## START

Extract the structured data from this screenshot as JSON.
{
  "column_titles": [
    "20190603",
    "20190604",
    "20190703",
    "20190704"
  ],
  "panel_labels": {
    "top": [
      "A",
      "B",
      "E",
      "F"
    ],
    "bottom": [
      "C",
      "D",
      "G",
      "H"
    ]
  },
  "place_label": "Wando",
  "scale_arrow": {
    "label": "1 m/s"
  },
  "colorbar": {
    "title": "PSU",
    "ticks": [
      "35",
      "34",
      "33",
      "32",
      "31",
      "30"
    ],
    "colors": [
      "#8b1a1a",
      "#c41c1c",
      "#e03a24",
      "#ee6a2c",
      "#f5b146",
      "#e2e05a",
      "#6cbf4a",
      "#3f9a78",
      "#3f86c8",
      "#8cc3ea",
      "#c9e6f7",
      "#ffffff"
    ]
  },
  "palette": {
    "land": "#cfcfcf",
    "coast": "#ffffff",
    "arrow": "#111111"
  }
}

## END

TASK STATEMENT: Write every record out again, unaltered.

THE COMPLETED TASK:
Extract the structured data from this screenshot as JSON.
{
  "column_titles": [
    "20190603",
    "20190604",
    "20190703",
    "20190704"
  ],
  "panel_labels": {
    "top": [
      "A",
      "B",
      "E",
      "F"
    ],
    "bottom": [
      "C",
      "D",
      "G",
      "H"
    ]
  },
  "place_label": "Wando",
  "scale_arrow": {
    "label": "1 m/s"
  },
  "colorbar": {
    "title": "PSU",
    "ticks": [
      "35",
      "34",
      "33",
      "32",
      "31",
      "30"
    ],
    "colors": [
      "#8b1a1a",
      "#c41c1c",
      "#e03a24",
      "#ee6a2c",
      "#f5b146",
      "#e2e05a",
      "#6cbf4a",
      "#3f9a78",
      "#3f86c8",
      "#8cc3ea",
      "#c9e6f7",
      "#ffffff"
    ]
  },
  "palette": {
    "land": "#cfcfcf",
    "coast": "#ffffff",
    "arrow": "#111111"
  }
}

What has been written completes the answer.